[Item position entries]
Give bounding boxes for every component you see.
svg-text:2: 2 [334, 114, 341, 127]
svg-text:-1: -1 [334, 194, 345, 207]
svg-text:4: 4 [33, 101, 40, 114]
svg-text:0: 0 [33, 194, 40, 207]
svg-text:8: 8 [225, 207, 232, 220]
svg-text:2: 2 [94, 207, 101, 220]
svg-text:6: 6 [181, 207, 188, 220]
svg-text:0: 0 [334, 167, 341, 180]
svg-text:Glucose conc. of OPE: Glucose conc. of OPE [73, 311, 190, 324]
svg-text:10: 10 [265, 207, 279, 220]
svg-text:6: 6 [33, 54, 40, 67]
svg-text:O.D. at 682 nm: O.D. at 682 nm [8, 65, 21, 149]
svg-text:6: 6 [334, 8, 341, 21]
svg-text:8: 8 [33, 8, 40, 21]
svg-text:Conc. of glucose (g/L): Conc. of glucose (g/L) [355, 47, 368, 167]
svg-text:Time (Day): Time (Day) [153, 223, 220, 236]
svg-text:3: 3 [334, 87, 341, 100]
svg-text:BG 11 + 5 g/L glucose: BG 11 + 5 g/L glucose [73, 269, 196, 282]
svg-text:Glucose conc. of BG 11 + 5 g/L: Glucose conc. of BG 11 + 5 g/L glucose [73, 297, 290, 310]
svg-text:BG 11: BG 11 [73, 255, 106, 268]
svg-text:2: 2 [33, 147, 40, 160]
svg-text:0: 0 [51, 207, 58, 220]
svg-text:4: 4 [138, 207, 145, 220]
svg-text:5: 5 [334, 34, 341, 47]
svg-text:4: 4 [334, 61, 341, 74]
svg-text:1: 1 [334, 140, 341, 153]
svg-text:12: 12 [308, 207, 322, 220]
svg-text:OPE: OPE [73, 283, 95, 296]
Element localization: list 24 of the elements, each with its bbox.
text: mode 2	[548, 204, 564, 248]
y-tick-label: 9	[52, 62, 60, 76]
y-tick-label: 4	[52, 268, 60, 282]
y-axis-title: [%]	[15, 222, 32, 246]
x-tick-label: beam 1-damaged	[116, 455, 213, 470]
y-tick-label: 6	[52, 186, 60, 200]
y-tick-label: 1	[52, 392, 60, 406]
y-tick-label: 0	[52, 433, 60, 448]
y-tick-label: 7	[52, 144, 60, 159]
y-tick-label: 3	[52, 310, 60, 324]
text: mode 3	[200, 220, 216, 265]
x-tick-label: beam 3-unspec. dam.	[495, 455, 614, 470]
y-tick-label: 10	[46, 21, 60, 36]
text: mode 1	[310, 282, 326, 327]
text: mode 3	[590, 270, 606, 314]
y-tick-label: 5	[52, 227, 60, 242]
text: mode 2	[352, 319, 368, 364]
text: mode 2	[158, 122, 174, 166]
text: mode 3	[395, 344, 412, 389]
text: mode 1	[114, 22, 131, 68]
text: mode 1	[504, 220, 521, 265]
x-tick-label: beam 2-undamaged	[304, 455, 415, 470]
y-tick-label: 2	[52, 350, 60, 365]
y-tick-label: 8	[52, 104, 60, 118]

_Problem description_
Copy the entries above word for word, from the first line through the line containing "21, 60, 36]", and include both of those lines.

_Exercise solution_
Give bounding boxes for every component you see.
svg-text:2: 2 [334, 114, 341, 127]
svg-text:-1: -1 [334, 194, 345, 207]
svg-text:4: 4 [33, 101, 40, 114]
svg-text:0: 0 [33, 194, 40, 207]
svg-text:8: 8 [225, 207, 232, 220]
svg-text:2: 2 [94, 207, 101, 220]
svg-text:6: 6 [181, 207, 188, 220]
svg-text:0: 0 [334, 167, 341, 180]
svg-text:Glucose conc. of OPE: Glucose conc. of OPE [73, 311, 190, 324]
svg-text:10: 10 [265, 207, 279, 220]
svg-text:6: 6 [33, 54, 40, 67]
svg-text:O.D. at 682 nm: O.D. at 682 nm [8, 65, 21, 149]
svg-text:6: 6 [334, 8, 341, 21]
svg-text:8: 8 [33, 8, 40, 21]
svg-text:Conc. of glucose (g/L): Conc. of glucose (g/L) [355, 47, 368, 167]
svg-text:Time (Day): Time (Day) [153, 223, 220, 236]
svg-text:3: 3 [334, 87, 341, 100]
svg-text:BG 11 + 5 g/L glucose: BG 11 + 5 g/L glucose [73, 269, 196, 282]
svg-text:Glucose conc. of BG 11 + 5 g/L: Glucose conc. of BG 11 + 5 g/L glucose [73, 297, 290, 310]
svg-text:BG 11: BG 11 [73, 255, 106, 268]
svg-text:2: 2 [33, 147, 40, 160]
svg-text:0: 0 [51, 207, 58, 220]
svg-text:4: 4 [138, 207, 145, 220]
svg-text:5: 5 [334, 34, 341, 47]
svg-text:4: 4 [334, 61, 341, 74]
svg-text:1: 1 [334, 140, 341, 153]
svg-text:12: 12 [308, 207, 322, 220]
svg-text:OPE: OPE [73, 283, 95, 296]
Element localization: list 24 of the elements, each with its bbox.
text: mode 2	[548, 204, 564, 248]
y-tick-label: 9	[52, 62, 60, 76]
y-tick-label: 4	[52, 268, 60, 282]
y-axis-title: [%]	[15, 222, 32, 246]
x-tick-label: beam 1-damaged	[116, 455, 213, 470]
y-tick-label: 6	[52, 186, 60, 200]
y-tick-label: 1	[52, 392, 60, 406]
y-tick-label: 0	[52, 433, 60, 448]
y-tick-label: 7	[52, 144, 60, 159]
y-tick-label: 3	[52, 310, 60, 324]
text: mode 3	[200, 220, 216, 265]
x-tick-label: beam 3-unspec. dam.	[495, 455, 614, 470]
y-tick-label: 10	[46, 21, 60, 36]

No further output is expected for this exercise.